Given problem >> Return the material below in full and exactly.

Material for the task >>

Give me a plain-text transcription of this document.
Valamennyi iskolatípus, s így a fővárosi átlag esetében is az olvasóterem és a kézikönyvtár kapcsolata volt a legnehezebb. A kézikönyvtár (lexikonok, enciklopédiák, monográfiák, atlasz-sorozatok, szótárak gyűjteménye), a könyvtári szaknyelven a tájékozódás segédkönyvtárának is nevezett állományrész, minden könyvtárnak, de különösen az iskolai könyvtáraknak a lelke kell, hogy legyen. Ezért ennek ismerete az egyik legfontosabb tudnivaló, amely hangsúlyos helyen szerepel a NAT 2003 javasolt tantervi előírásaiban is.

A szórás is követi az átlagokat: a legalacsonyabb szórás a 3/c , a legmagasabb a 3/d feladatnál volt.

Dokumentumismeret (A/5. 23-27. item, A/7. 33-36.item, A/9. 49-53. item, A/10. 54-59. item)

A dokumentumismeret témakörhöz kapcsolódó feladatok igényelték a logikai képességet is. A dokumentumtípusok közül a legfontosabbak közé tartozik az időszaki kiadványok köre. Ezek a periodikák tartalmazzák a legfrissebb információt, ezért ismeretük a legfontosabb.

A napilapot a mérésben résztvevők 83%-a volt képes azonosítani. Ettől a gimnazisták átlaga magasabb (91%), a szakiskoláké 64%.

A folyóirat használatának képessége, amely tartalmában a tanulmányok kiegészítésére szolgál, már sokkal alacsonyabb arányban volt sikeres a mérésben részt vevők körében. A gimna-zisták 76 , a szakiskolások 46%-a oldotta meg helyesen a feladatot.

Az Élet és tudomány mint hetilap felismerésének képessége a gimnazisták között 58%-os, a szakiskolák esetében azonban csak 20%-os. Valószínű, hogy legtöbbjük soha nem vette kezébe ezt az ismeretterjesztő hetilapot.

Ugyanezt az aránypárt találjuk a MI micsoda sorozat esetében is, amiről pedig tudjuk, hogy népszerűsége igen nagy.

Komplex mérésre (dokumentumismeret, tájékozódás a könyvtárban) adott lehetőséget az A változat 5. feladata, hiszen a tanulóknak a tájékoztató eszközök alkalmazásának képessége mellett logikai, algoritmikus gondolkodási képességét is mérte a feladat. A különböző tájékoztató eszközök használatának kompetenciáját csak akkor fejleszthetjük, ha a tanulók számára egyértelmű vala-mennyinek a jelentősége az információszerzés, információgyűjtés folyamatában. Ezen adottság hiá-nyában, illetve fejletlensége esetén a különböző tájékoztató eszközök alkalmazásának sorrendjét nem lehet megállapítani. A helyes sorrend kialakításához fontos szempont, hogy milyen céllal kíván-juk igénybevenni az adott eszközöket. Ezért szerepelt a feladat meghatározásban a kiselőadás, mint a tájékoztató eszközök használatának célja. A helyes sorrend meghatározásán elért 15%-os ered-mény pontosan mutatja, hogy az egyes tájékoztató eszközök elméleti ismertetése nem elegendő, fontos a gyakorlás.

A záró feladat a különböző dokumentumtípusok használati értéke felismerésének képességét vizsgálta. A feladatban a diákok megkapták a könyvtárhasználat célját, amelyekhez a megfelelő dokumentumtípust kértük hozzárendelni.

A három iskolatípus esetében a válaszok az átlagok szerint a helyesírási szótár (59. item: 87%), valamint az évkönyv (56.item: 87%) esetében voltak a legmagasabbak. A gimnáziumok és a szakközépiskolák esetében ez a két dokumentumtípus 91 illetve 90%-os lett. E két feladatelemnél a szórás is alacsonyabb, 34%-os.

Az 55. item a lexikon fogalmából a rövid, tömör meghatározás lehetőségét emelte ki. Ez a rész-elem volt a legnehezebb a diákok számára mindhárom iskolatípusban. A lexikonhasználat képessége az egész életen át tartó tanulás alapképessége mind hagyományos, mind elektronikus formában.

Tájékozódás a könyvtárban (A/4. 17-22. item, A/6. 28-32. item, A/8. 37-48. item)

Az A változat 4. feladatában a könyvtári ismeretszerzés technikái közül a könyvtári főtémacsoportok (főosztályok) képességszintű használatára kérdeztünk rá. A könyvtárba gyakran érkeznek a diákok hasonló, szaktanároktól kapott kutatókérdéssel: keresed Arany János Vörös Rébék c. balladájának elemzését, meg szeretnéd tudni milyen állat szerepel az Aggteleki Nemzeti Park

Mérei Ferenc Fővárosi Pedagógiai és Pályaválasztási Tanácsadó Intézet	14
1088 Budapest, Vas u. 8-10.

Solution below >>
Give me a plain-text transcription of this document.
Valamennyi iskolatípus, s így a fővárosi átlag esetében is az olvasóterem és a kézikönyvtár kapcsolata volt a legnehezebb. A kézikönyvtár (lexikonok, enciklopédiák, monográfiák, atlasz-sorozatok, szótárak gyűjteménye), a könyvtári szaknyelven a tájékozódás segédkönyvtárának is nevezett állományrész, minden könyvtárnak, de különösen az iskolai könyvtáraknak a lelke kell, hogy legyen. Ezért ennek ismerete az egyik legfontosabb tudnivaló, amely hangsúlyos helyen szerepel a NAT 2003 javasolt tantervi előírásaiban is.

A szórás is követi az átlagokat: a legalacsonyabb szórás a 3/c , a legmagasabb a 3/d feladatnál volt.

Dokumentumismeret (A/5. 23-27. item, A/7. 33-36.item, A/9. 49-53. item, A/10. 54-59. item)

A dokumentumismeret témakörhöz kapcsolódó feladatok igényelték a logikai képességet is. A dokumentumtípusok közül a legfontosabbak közé tartozik az időszaki kiadványok köre. Ezek a periodikák tartalmazzák a legfrissebb információt, ezért ismeretük a legfontosabb.

A napilapot a mérésben résztvevők 83%-a volt képes azonosítani. Ettől a gimnazisták átlaga magasabb (91%), a szakiskoláké 64%.

A folyóirat használatának képessége, amely tartalmában a tanulmányok kiegészítésére szolgál, már sokkal alacsonyabb arányban volt sikeres a mérésben részt vevők körében. A gimna-zisták 76 , a szakiskolások 46%-a oldotta meg helyesen a feladatot.

Az Élet és tudomány mint hetilap felismerésének képessége a gimnazisták között 58%-os, a szakiskolák esetében azonban csak 20%-os. Valószínű, hogy legtöbbjük soha nem vette kezébe ezt az ismeretterjesztő hetilapot.

Ugyanezt az aránypárt találjuk a MI micsoda sorozat esetében is, amiről pedig tudjuk, hogy népszerűsége igen nagy.

Komplex mérésre (dokumentumismeret, tájékozódás a könyvtárban) adott lehetőséget az A változat 5. feladata, hiszen a tanulóknak a tájékoztató eszközök alkalmazásának képessége mellett logikai, algoritmikus gondolkodási képességét is mérte a feladat. A különböző tájékoztató eszközök használatának kompetenciáját csak akkor fejleszthetjük, ha a tanulók számára egyértelmű vala-mennyinek a jelentősége az információszerzés, információgyűjtés folyamatában. Ezen adottság hiá-nyában, illetve fejletlensége esetén a különböző tájékoztató eszközök alkalmazásának sorrendjét nem lehet megállapítani. A helyes sorrend kialakításához fontos szempont, hogy milyen céllal kíván-juk igénybevenni az adott eszközöket. Ezért szerepelt a feladat meghatározásban a kiselőadás, mint a tájékoztató eszközök használatának célja. A helyes sorrend meghatározásán elért 15%-os ered-mény pontosan mutatja, hogy az egyes tájékoztató eszközök elméleti ismertetése nem elegendő, fontos a gyakorlás.

A záró feladat a különböző dokumentumtípusok használati értéke felismerésének képességét vizsgálta. A feladatban a diákok megkapták a könyvtárhasználat célját, amelyekhez a megfelelő dokumentumtípust kértük hozzárendelni.

A három iskolatípus esetében a válaszok az átlagok szerint a helyesírási szótár (59. item: 87%), valamint az évkönyv (56.item: 87%) esetében voltak a legmagasabbak. A gimnáziumok és a szakközépiskolák esetében ez a két dokumentumtípus 91 illetve 90%-os lett. E két feladatelemnél a szórás is alacsonyabb, 34%-os.

Az 55. item a lexikon fogalmából a rövid, tömör meghatározás lehetőségét emelte ki. Ez a rész-elem volt a legnehezebb a diákok számára mindhárom iskolatípusban. A lexikonhasználat képessége az egész életen át tartó tanulás alapképessége mind hagyományos, mind elektronikus formában.

Tájékozódás a könyvtárban (A/4. 17-22. item, A/6. 28-32. item, A/8. 37-48. item)

Az A változat 4. feladatában a könyvtári ismeretszerzés technikái közül a könyvtári főtémacsoportok (főosztályok) képességszintű használatára kérdeztünk rá. A könyvtárba gyakran érkeznek a diákok hasonló, szaktanároktól kapott kutatókérdéssel: keresed Arany János Vörös Rébék c. balladájának elemzését, meg szeretnéd tudni milyen állat szerepel az Aggteleki Nemzeti Park

Mérei Ferenc Fővárosi Pedagógiai és Pályaválasztási Tanácsadó Intézet	14
1088 Budapest, Vas u. 8-10.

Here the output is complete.